━━━━━ DATA LINES

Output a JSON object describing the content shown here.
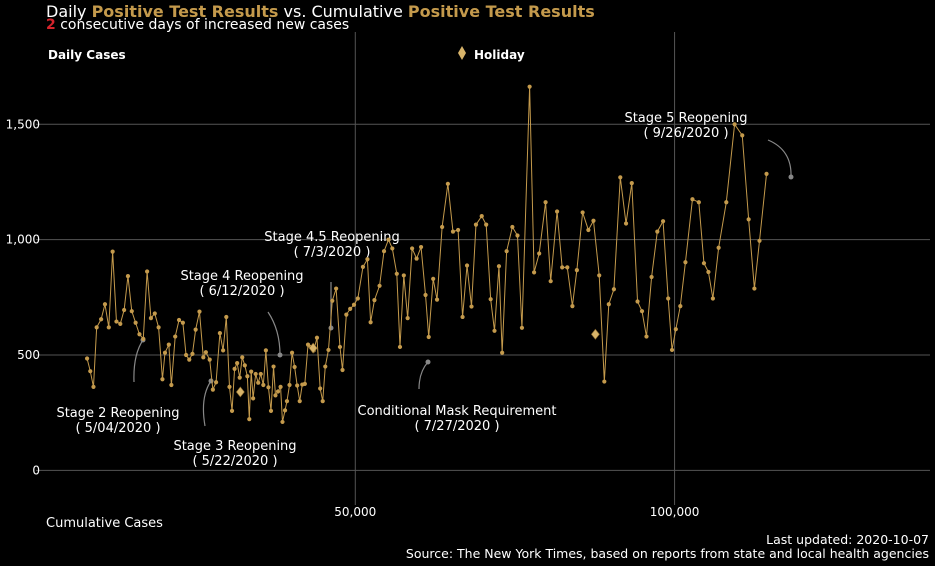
{
  "header": {
    "title_prefix": "Daily",
    "title_metric_1": "Positive Test Results",
    "title_mid": "vs. Cumulative",
    "title_metric_2": "Positive Test Results",
    "streak_count": "2",
    "streak_text": "consecutive days of increased new cases"
  },
  "footer": {
    "updated": "Last updated: 2020-10-07",
    "source": "Source: The New York Times, based on reports from state and local health agencies"
  },
  "colors": {
    "background": "#000000",
    "series": "#c49a4c",
    "streak": "#d6242c",
    "grid": "#555555",
    "text": "#ffffff"
  },
  "chart_data": {
    "type": "line",
    "ylabel": "Daily Cases",
    "xlabel": "Cumulative Cases",
    "legend": {
      "label": "Holiday",
      "marker": "diamond",
      "placement": "top-center"
    },
    "xlim": [
      0,
      140000
    ],
    "ylim": [
      -150,
      1900
    ],
    "x_ticks": [
      50000,
      100000
    ],
    "x_tick_labels": [
      "50,000",
      "100,000"
    ],
    "y_ticks": [
      0,
      500,
      1000,
      1500
    ],
    "y_tick_labels": [
      "0",
      "500",
      "1,000",
      "1,500"
    ],
    "grid": "major",
    "series": [
      {
        "marker": "circle",
        "points": [
          [
            8000,
            485
          ],
          [
            8500,
            430
          ],
          [
            9000,
            362
          ],
          [
            9500,
            620
          ],
          [
            10200,
            655
          ],
          [
            10800,
            720
          ],
          [
            11400,
            620
          ],
          [
            12000,
            948
          ],
          [
            12600,
            645
          ],
          [
            13200,
            635
          ],
          [
            13800,
            695
          ],
          [
            14400,
            842
          ],
          [
            15000,
            690
          ],
          [
            15600,
            640
          ],
          [
            16200,
            590
          ],
          [
            16800,
            570
          ],
          [
            17400,
            862
          ],
          [
            18000,
            660
          ],
          [
            18600,
            680
          ],
          [
            19200,
            620
          ],
          [
            19800,
            395
          ],
          [
            20200,
            510
          ],
          [
            20800,
            545
          ],
          [
            21200,
            370
          ],
          [
            21800,
            580
          ],
          [
            22400,
            652
          ],
          [
            23000,
            640
          ],
          [
            23500,
            500
          ],
          [
            24000,
            480
          ],
          [
            24500,
            505
          ],
          [
            25000,
            610
          ],
          [
            25600,
            688
          ],
          [
            26200,
            490
          ],
          [
            26600,
            512
          ],
          [
            27200,
            480
          ],
          [
            27700,
            350
          ],
          [
            28200,
            382
          ],
          [
            28800,
            595
          ],
          [
            29300,
            520
          ],
          [
            29800,
            665
          ],
          [
            30300,
            362
          ],
          [
            30700,
            258
          ],
          [
            31100,
            440
          ],
          [
            31500,
            465
          ],
          [
            31900,
            402
          ],
          [
            32300,
            490
          ],
          [
            32700,
            455
          ],
          [
            33100,
            408
          ],
          [
            33400,
            222
          ],
          [
            33700,
            428
          ],
          [
            34000,
            312
          ],
          [
            34400,
            418
          ],
          [
            34800,
            380
          ],
          [
            35200,
            418
          ],
          [
            35600,
            370
          ],
          [
            36000,
            520
          ],
          [
            36400,
            360
          ],
          [
            36800,
            258
          ],
          [
            37200,
            450
          ],
          [
            37500,
            325
          ],
          [
            37900,
            342
          ],
          [
            38300,
            362
          ],
          [
            38600,
            210
          ],
          [
            39000,
            260
          ],
          [
            39300,
            300
          ],
          [
            39700,
            370
          ],
          [
            40100,
            510
          ],
          [
            40500,
            448
          ],
          [
            40900,
            368
          ],
          [
            41300,
            300
          ],
          [
            41700,
            372
          ],
          [
            42100,
            375
          ],
          [
            42600,
            545
          ],
          [
            43000,
            535
          ],
          [
            43500,
            520
          ],
          [
            44000,
            575
          ],
          [
            44500,
            355
          ],
          [
            44900,
            300
          ],
          [
            45300,
            450
          ],
          [
            45800,
            522
          ],
          [
            46400,
            735
          ],
          [
            47000,
            788
          ],
          [
            47600,
            535
          ],
          [
            48000,
            435
          ],
          [
            48600,
            675
          ],
          [
            49200,
            700
          ],
          [
            49800,
            718
          ],
          [
            50400,
            745
          ],
          [
            51200,
            882
          ],
          [
            51900,
            915
          ],
          [
            52400,
            642
          ],
          [
            53000,
            738
          ],
          [
            53800,
            800
          ],
          [
            54500,
            950
          ],
          [
            55200,
            1000
          ],
          [
            55800,
            962
          ],
          [
            56500,
            852
          ],
          [
            57000,
            535
          ],
          [
            57600,
            845
          ],
          [
            58200,
            660
          ],
          [
            58900,
            962
          ],
          [
            59600,
            918
          ],
          [
            60300,
            968
          ],
          [
            61000,
            760
          ],
          [
            61500,
            578
          ],
          [
            62200,
            830
          ],
          [
            62800,
            740
          ],
          [
            63600,
            1055
          ],
          [
            64500,
            1242
          ],
          [
            65300,
            1035
          ],
          [
            66100,
            1042
          ],
          [
            66800,
            665
          ],
          [
            67500,
            888
          ],
          [
            68200,
            710
          ],
          [
            68900,
            1065
          ],
          [
            69800,
            1102
          ],
          [
            70500,
            1065
          ],
          [
            71200,
            742
          ],
          [
            71800,
            605
          ],
          [
            72500,
            885
          ],
          [
            73000,
            510
          ],
          [
            73700,
            950
          ],
          [
            74600,
            1055
          ],
          [
            75400,
            1018
          ],
          [
            76100,
            618
          ],
          [
            77300,
            1663
          ],
          [
            78000,
            858
          ],
          [
            78800,
            940
          ],
          [
            79800,
            1162
          ],
          [
            80600,
            820
          ],
          [
            81600,
            1122
          ],
          [
            82400,
            880
          ],
          [
            83200,
            880
          ],
          [
            84000,
            712
          ],
          [
            84700,
            868
          ],
          [
            85600,
            1118
          ],
          [
            86500,
            1042
          ],
          [
            87300,
            1082
          ],
          [
            88200,
            845
          ],
          [
            89000,
            385
          ],
          [
            89700,
            720
          ],
          [
            90500,
            785
          ],
          [
            91500,
            1270
          ],
          [
            92400,
            1070
          ],
          [
            93300,
            1245
          ],
          [
            94200,
            732
          ],
          [
            94900,
            690
          ],
          [
            95600,
            580
          ],
          [
            96400,
            838
          ],
          [
            97300,
            1035
          ],
          [
            98200,
            1080
          ],
          [
            99000,
            745
          ],
          [
            99600,
            522
          ],
          [
            100200,
            612
          ],
          [
            100900,
            712
          ],
          [
            101700,
            902
          ],
          [
            102800,
            1175
          ],
          [
            103800,
            1162
          ],
          [
            104600,
            898
          ],
          [
            105300,
            860
          ],
          [
            106000,
            745
          ],
          [
            106900,
            965
          ],
          [
            108100,
            1162
          ],
          [
            109400,
            1500
          ],
          [
            110600,
            1452
          ],
          [
            111600,
            1088
          ],
          [
            112500,
            788
          ],
          [
            113300,
            995
          ],
          [
            114400,
            1285
          ]
        ]
      }
    ],
    "holidays": [
      [
        32000,
        340
      ],
      [
        43400,
        530
      ],
      [
        87600,
        590
      ]
    ],
    "annotations": [
      {
        "lines": [
          "Stage 2 Reopening",
          "( 5/04/2020 )"
        ]
      },
      {
        "lines": [
          "Stage 3 Reopening",
          "( 5/22/2020 )"
        ]
      },
      {
        "lines": [
          "Stage 4 Reopening",
          "( 6/12/2020 )"
        ]
      },
      {
        "lines": [
          "Stage 4.5 Reopening",
          "( 7/3/2020 )"
        ]
      },
      {
        "lines": [
          "Conditional Mask Requirement",
          "( 7/27/2020 )"
        ]
      },
      {
        "lines": [
          "Stage 5 Reopening",
          "( 9/26/2020 )"
        ]
      }
    ]
  }
}
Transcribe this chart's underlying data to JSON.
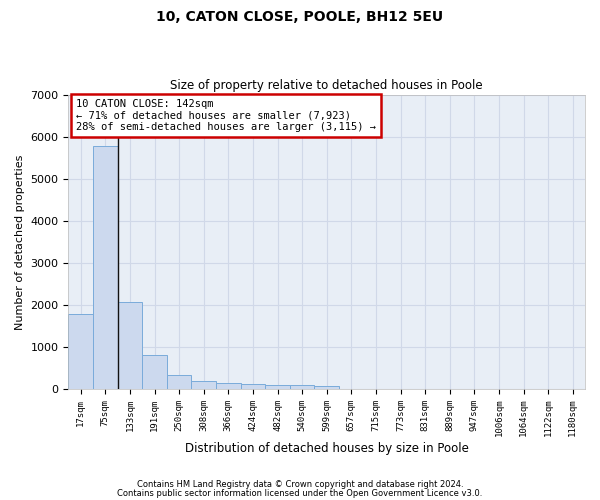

━━━━━━━━━━

> **GOAL**:
Print the listing above in full, exactly as written. Omit any pictures.

> **TASK RESULT**:
Output a JSON object describing the content shown here.
{
  "header": {
    "title_prefix": "Daily",
    "title_metric_1": "Positive Test Results",
    "title_mid": "vs. Cumulative",
    "title_metric_2": "Positive Test Results",
    "streak_count": "2",
    "streak_text": "consecutive days of increased new cases"
  },
  "footer": {
    "updated": "Last updated: 2020-10-07",
    "source": "Source: The New York Times, based on reports from state and local health agencies"
  },
  "colors": {
    "background": "#000000",
    "series": "#c49a4c",
    "streak": "#d6242c",
    "grid": "#555555",
    "text": "#ffffff"
  },
  "chart_data": {
    "type": "line",
    "ylabel": "Daily Cases",
    "xlabel": "Cumulative Cases",
    "legend": {
      "label": "Holiday",
      "marker": "diamond",
      "placement": "top-center"
    },
    "xlim": [
      0,
      140000
    ],
    "ylim": [
      -150,
      1900
    ],
    "x_ticks": [
      50000,
      100000
    ],
    "x_tick_labels": [
      "50,000",
      "100,000"
    ],
    "y_ticks": [
      0,
      500,
      1000,
      1500
    ],
    "y_tick_labels": [
      "0",
      "500",
      "1,000",
      "1,500"
    ],
    "grid": "major",
    "series": [
      {
        "marker": "circle",
        "points": [
          [
            8000,
            485
          ],
          [
            8500,
            430
          ],
          [
            9000,
            362
          ],
          [
            9500,
            620
          ],
          [
            10200,
            655
          ],
          [
            10800,
            720
          ],
          [
            11400,
            620
          ],
          [
            12000,
            948
          ],
          [
            12600,
            645
          ],
          [
            13200,
            635
          ],
          [
            13800,
            695
          ],
          [
            14400,
            842
          ],
          [
            15000,
            690
          ],
          [
            15600,
            640
          ],
          [
            16200,
            590
          ],
          [
            16800,
            570
          ],
          [
            17400,
            862
          ],
          [
            18000,
            660
          ],
          [
            18600,
            680
          ],
          [
            19200,
            620
          ],
          [
            19800,
            395
          ],
          [
            20200,
            510
          ],
          [
            20800,
            545
          ],
          [
            21200,
            370
          ],
          [
            21800,
            580
          ],
          [
            22400,
            652
          ],
          [
            23000,
            640
          ],
          [
            23500,
            500
          ],
          [
            24000,
            480
          ],
          [
            24500,
            505
          ],
          [
            25000,
            610
          ],
          [
            25600,
            688
          ],
          [
            26200,
            490
          ],
          [
            26600,
            512
          ],
          [
            27200,
            480
          ],
          [
            27700,
            350
          ],
          [
            28200,
            382
          ],
          [
            28800,
            595
          ],
          [
            29300,
            520
          ],
          [
            29800,
            665
          ],
          [
            30300,
            362
          ],
          [
            30700,
            258
          ],
          [
            31100,
            440
          ],
          [
            31500,
            465
          ],
          [
            31900,
            402
          ],
          [
            32300,
            490
          ],
          [
            32700,
            455
          ],
          [
            33100,
            408
          ],
          [
            33400,
            222
          ],
          [
            33700,
            428
          ],
          [
            34000,
            312
          ],
          [
            34400,
            418
          ],
          [
            34800,
            380
          ],
          [
            35200,
            418
          ],
          [
            35600,
            370
          ],
          [
            36000,
            520
          ],
          [
            36400,
            360
          ],
          [
            36800,
            258
          ],
          [
            37200,
            450
          ],
          [
            37500,
            325
          ],
          [
            37900,
            342
          ],
          [
            38300,
            362
          ],
          [
            38600,
            210
          ],
          [
            39000,
            260
          ],
          [
            39300,
            300
          ],
          [
            39700,
            370
          ],
          [
            40100,
            510
          ],
          [
            40500,
            448
          ],
          [
            40900,
            368
          ],
          [
            41300,
            300
          ],
          [
            41700,
            372
          ],
          [
            42100,
            375
          ],
          [
            42600,
            545
          ],
          [
            43000,
            535
          ],
          [
            43500,
            520
          ],
          [
            44000,
            575
          ],
          [
            44500,
            355
          ],
          [
            44900,
            300
          ],
          [
            45300,
            450
          ],
          [
            45800,
            522
          ],
          [
            46400,
            735
          ],
          [
            47000,
            788
          ],
          [
            47600,
            535
          ],
          [
            48000,
            435
          ],
          [
            48600,
            675
          ],
          [
            49200,
            700
          ],
          [
            49800,
            718
          ],
          [
            50400,
            745
          ],
          [
            51200,
            882
          ],
          [
            51900,
            915
          ],
          [
            52400,
            642
          ],
          [
            53000,
            738
          ],
          [
            53800,
            800
          ],
          [
            54500,
            950
          ],
          [
            55200,
            1000
          ],
          [
            55800,
            962
          ],
          [
            56500,
            852
          ],
          [
            57000,
            535
          ],
          [
            57600,
            845
          ],
          [
            58200,
            660
          ],
          [
            58900,
            962
          ],
          [
            59600,
            918
          ],
          [
            60300,
            968
          ],
          [
            61000,
            760
          ],
          [
            61500,
            578
          ],
          [
            62200,
            830
          ],
          [
            62800,
            740
          ],
          [
            63600,
            1055
          ],
          [
            64500,
            1242
          ],
          [
            65300,
            1035
          ],
          [
            66100,
            1042
          ],
          [
            66800,
            665
          ],
          [
            67500,
            888
          ],
          [
            68200,
            710
          ],
          [
            68900,
            1065
          ],
          [
            69800,
            1102
          ],
          [
            70500,
            1065
          ],
          [
            71200,
            742
          ],
          [
            71800,
            605
          ],
          [
            72500,
            885
          ],
          [
            73000,
            510
          ],
          [
            73700,
            950
          ],
          [
            74600,
            1055
          ],
          [
            75400,
            1018
          ],
          [
            76100,
            618
          ],
          [
            77300,
            1663
          ],
          [
            78000,
            858
          ],
          [
            78800,
            940
          ],
          [
            79800,
            1162
          ],
          [
            80600,
            820
          ],
          [
            81600,
            1122
          ],
          [
            82400,
            880
          ],
          [
            83200,
            880
          ],
          [
            84000,
            712
          ],
          [
            84700,
            868
          ],
          [
            85600,
            1118
          ],
          [
            86500,
            1042
          ],
          [
            87300,
            1082
          ],
          [
            88200,
            845
          ],
          [
            89000,
            385
          ],
          [
            89700,
            720
          ],
          [
            90500,
            785
          ],
          [
            91500,
            1270
          ],
          [
            92400,
            1070
          ],
          [
            93300,
            1245
          ],
          [
            94200,
            732
          ],
          [
            94900,
            690
          ],
          [
            95600,
            580
          ],
          [
            96400,
            838
          ],
          [
            97300,
            1035
          ],
          [
            98200,
            1080
          ],
          [
            99000,
            745
          ],
          [
            99600,
            522
          ],
          [
            100200,
            612
          ],
          [
            100900,
            712
          ],
          [
            101700,
            902
          ],
          [
            102800,
            1175
          ],
          [
            103800,
            1162
          ],
          [
            104600,
            898
          ],
          [
            105300,
            860
          ],
          [
            106000,
            745
          ],
          [
            106900,
            965
          ],
          [
            108100,
            1162
          ],
          [
            109400,
            1500
          ],
          [
            110600,
            1452
          ],
          [
            111600,
            1088
          ],
          [
            112500,
            788
          ],
          [
            113300,
            995
          ],
          [
            114400,
            1285
          ]
        ]
      }
    ],
    "holidays": [
      [
        32000,
        340
      ],
      [
        43400,
        530
      ],
      [
        87600,
        590
      ]
    ],
    "annotations": [
      {
        "lines": [
          "Stage 2 Reopening",
          "( 5/04/2020 )"
        ]
      },
      {
        "lines": [
          "Stage 3 Reopening",
          "( 5/22/2020 )"
        ]
      },
      {
        "lines": [
          "Stage 4 Reopening",
          "( 6/12/2020 )"
        ]
      },
      {
        "lines": [
          "Stage 4.5 Reopening",
          "( 7/3/2020 )"
        ]
      },
      {
        "lines": [
          "Conditional Mask Requirement",
          "( 7/27/2020 )"
        ]
      },
      {
        "lines": [
          "Stage 5 Reopening",
          "( 9/26/2020 )"
        ]
      }
    ]
  }
}
Transcribe this chart's underlying data to JSON.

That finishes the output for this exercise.